> Passage provided
---------------
William Randolph Hearst also understood the threat that popularized hemp production could have on his paper industry. His business manufactured paper from tree fiber, and he understood that hemp grew much faster and could be manufactured cheaper than the product he was producing. In order for Hearst’s company to thrive, he knew he must be the main producer of paper in the USA and had to do something to prevent the production of hemp. But there was only so much these two companies could do to prevent another rise in the production of hemp. As the adage goes, we get by with a little help from our friends, especially if those friends are powerful.

Enter into the scenario the Secretary of Treasury under President Herbert Hoover, Mr. Andrew Melon. Andrew Melon was the owner of Melon Bank which was the financial backer of both DuPont and Hearst. As a man that undoubtedly understood the woes of his constituents and with these expressed concerns, he created the Bureau of Narcotics and chose none other than the husband of his niece, Harry Anslinger, to head the department. At that time Anslinger was out of work due to the end of prohibition, where he was a key figure in that campaign. Anslinger was the final piece of the puzzle, and the man they needed to help bring an end to industrial hemp production in the US. However, doing so would take a bit of finesse.

Enter into the equation the Mexican Revolution of 1910, which created an influx of Mexican immigrants into the United States. The immigrants brought along with them a tradition of smoking the flowers from the cannabis plant. The immigrants were not favorably welcomed, and Harry Anslinger began using their cannabis use as a way to demonize their population.

He effectively created a smear campaign equating Mexican immigrant recreational cannabis use as a cause of the violent crimes and socially-deviant behaviors committed by this “racially inferior” class of people. Feeding off the overwhelming popularity of racism, Anslinger consistently spread, through articles in William Randolph Hearst’s own newspaper publications, slanderous and unsubstantiated rumors that the use of cannabis by Mexican immigrants was leading to rapes and murders throughout the country. He even started using the Mexican slang for cannabis, marijuana, when referencing the problem and not once make a plausible effort to substantiate the difference between marijuana and industrial hemp.

The smear campaign continued through the 1930s. The great depression caused the resentment of immigrants to grow and the hatred or fear of marijuana to be solidified within the minds of the people. Congress passed the Marijuana Tax Act in 1937, leading to extreme regulation of industrial hemp and eventually the modern prohibition of the cannabis plant in the U.S.
---------------
Region and label listings:
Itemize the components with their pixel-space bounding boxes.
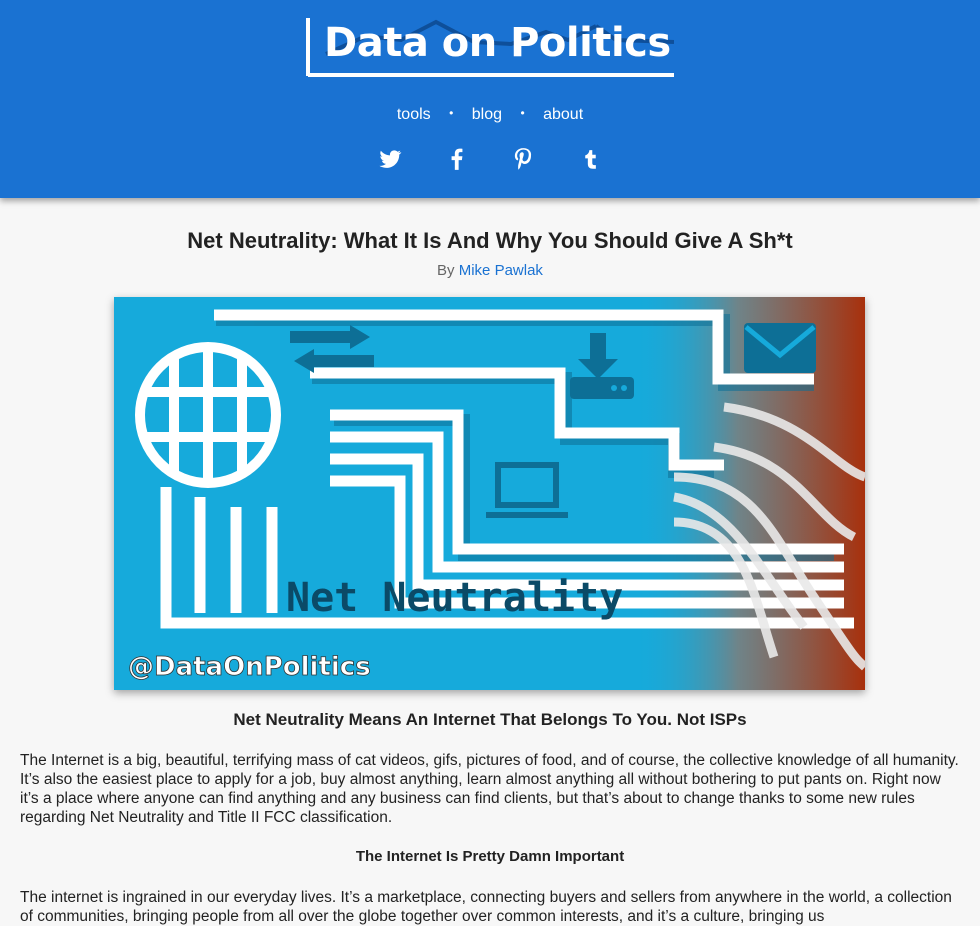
article-paragraph: The internet is ingrained in our everyda… (20, 889, 952, 925)
twitter-icon[interactable] (377, 146, 403, 172)
article-paragraph: The Internet is a big, beautiful, terrif… (20, 752, 959, 826)
byline-prefix: By (437, 262, 455, 279)
social-links (0, 146, 980, 177)
section-heading: Net Neutrality Means An Internet That Be… (233, 710, 747, 729)
nav-tools[interactable]: tools (397, 106, 431, 123)
article-title: Net Neutrality: What It Is And Why You S… (187, 228, 793, 253)
hero-image: Net Neutrality @DataOnPolitics (114, 297, 865, 690)
author-link[interactable]: Mike Pawlak (459, 262, 543, 279)
site-logo[interactable]: Data on Politics (306, 14, 674, 78)
site-header: Data on Politics tools • blog • about (0, 0, 980, 198)
nav-about[interactable]: about (543, 106, 583, 123)
article-byline: By Mike Pawlak (0, 262, 980, 279)
nav-separator: • (520, 106, 525, 120)
hero-caption: Net Neutrality (286, 575, 623, 621)
nav-separator: • (449, 106, 454, 120)
logo-text: Data on Politics (324, 20, 671, 66)
facebook-icon[interactable] (444, 146, 470, 172)
main-nav: tools • blog • about (0, 106, 980, 124)
pinterest-icon[interactable] (510, 146, 536, 172)
tumblr-icon[interactable] (577, 146, 603, 172)
nav-blog[interactable]: blog (472, 106, 502, 123)
mail-icon (744, 323, 816, 373)
hero-handle: @DataOnPolitics (128, 652, 371, 682)
section-heading: The Internet Is Pretty Damn Important (355, 848, 625, 865)
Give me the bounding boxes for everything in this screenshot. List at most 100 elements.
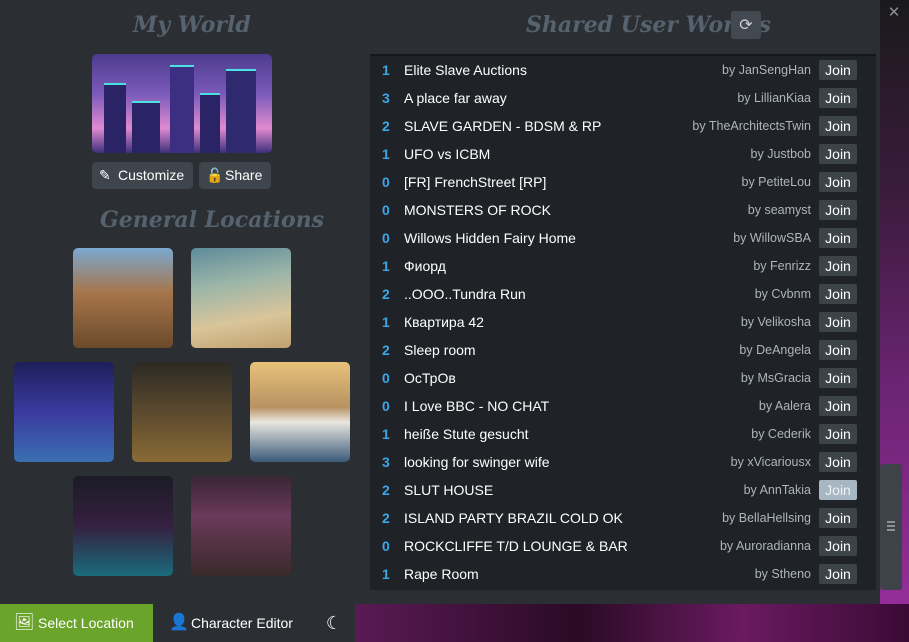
---------------
> Set problem A
Translate this sentence from the passage on hemp prohibition into Spanish: "The smear campaign continued through the 1930s."
> Set problem B
According to the passage on hemp prohibition, in what year did Congress pass the Marijuana Tax Act?
> Set problem C
Reproduce the passage on hemp prohibition from "He effectively created" to "and industrial hemp.".

> Full response A
La campaña de difamación continuó durante la década de 1930.

> Full response B
1937

> Full response C
He effectively created a smear campaign equating Mexican immigrant recreational cannabis use as a cause of the violent crimes and socially-deviant behaviors committed by this “racially inferior” class of people. Feeding off the overwhelming popularity of racism, Anslinger consistently spread, through articles in William Randolph Hearst’s own newspaper publications, slanderous and unsubstantiated rumors that the use of cannabis by Mexican immigrants was leading to rapes and murders throughout the country. He even started using the Mexican slang for cannabis, marijuana, when referencing the problem and not once make a plausible effort to substantiate the difference between marijuana and industrial hemp.